[Given records]

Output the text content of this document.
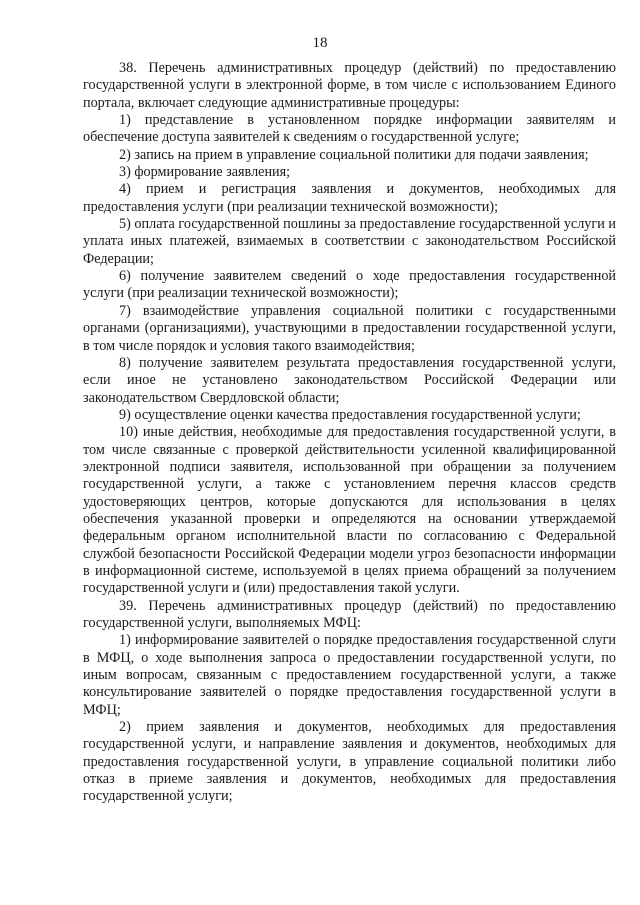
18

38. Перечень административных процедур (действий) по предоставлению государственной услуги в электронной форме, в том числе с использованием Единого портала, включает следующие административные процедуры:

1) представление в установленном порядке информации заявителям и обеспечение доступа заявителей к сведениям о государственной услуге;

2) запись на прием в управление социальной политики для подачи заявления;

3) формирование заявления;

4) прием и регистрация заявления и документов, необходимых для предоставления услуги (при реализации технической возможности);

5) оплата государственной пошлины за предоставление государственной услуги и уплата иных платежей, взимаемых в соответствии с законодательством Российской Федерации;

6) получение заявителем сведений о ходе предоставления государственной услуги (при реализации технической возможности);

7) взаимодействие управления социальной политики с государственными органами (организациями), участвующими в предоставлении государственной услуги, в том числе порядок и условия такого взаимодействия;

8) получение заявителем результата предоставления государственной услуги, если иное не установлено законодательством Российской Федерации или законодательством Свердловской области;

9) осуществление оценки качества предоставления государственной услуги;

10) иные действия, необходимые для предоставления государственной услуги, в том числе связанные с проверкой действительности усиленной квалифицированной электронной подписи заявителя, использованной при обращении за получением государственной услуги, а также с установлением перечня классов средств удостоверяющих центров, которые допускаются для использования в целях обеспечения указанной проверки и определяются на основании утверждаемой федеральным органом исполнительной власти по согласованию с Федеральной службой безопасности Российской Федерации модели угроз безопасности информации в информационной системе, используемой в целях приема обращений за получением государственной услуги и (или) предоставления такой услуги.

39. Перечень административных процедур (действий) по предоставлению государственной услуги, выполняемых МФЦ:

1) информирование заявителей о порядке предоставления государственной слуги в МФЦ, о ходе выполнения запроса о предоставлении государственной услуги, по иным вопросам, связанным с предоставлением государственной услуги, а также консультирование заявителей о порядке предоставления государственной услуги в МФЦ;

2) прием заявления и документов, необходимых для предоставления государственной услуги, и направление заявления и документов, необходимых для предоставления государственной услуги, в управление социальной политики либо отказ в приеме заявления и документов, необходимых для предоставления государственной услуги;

[What is being asked]
Restate each entry word for word, please, but drop any images it holds.

[Response to this exercise]
Output the text content of this document.
18

38. Перечень административных процедур (действий) по предоставлению государственной услуги в электронной форме, в том числе с использованием Единого портала, включает следующие административные процедуры:

1) представление в установленном порядке информации заявителям и обеспечение доступа заявителей к сведениям о государственной услуге;

2) запись на прием в управление социальной политики для подачи заявления;

3) формирование заявления;

4) прием и регистрация заявления и документов, необходимых для предоставления услуги (при реализации технической возможности);

5) оплата государственной пошлины за предоставление государственной услуги и уплата иных платежей, взимаемых в соответствии с законодательством Российской Федерации;

6) получение заявителем сведений о ходе предоставления государственной услуги (при реализации технической возможности);

7) взаимодействие управления социальной политики с государственными органами (организациями), участвующими в предоставлении государственной услуги, в том числе порядок и условия такого взаимодействия;

8) получение заявителем результата предоставления государственной услуги, если иное не установлено законодательством Российской Федерации или законодательством Свердловской области;

9) осуществление оценки качества предоставления государственной услуги;

10) иные действия, необходимые для предоставления государственной услуги, в том числе связанные с проверкой действительности усиленной квалифицированной электронной подписи заявителя, использованной при обращении за получением государственной услуги, а также с установлением перечня классов средств удостоверяющих центров, которые допускаются для использования в целях обеспечения указанной проверки и определяются на основании утверждаемой федеральным органом исполнительной власти по согласованию с Федеральной службой безопасности Российской Федерации модели угроз безопасности информации в информационной системе, используемой в целях приема обращений за получением государственной услуги и (или) предоставления такой услуги.

39. Перечень административных процедур (действий) по предоставлению государственной услуги, выполняемых МФЦ:

1) информирование заявителей о порядке предоставления государственной слуги в МФЦ, о ходе выполнения запроса о предоставлении государственной услуги, по иным вопросам, связанным с предоставлением государственной услуги, а также консультирование заявителей о порядке предоставления государственной услуги в МФЦ;

2) прием заявления и документов, необходимых для предоставления государственной услуги, и направление заявления и документов, необходимых для предоставления государственной услуги, в управление социальной политики либо отказ в приеме заявления и документов, необходимых для предоставления государственной услуги;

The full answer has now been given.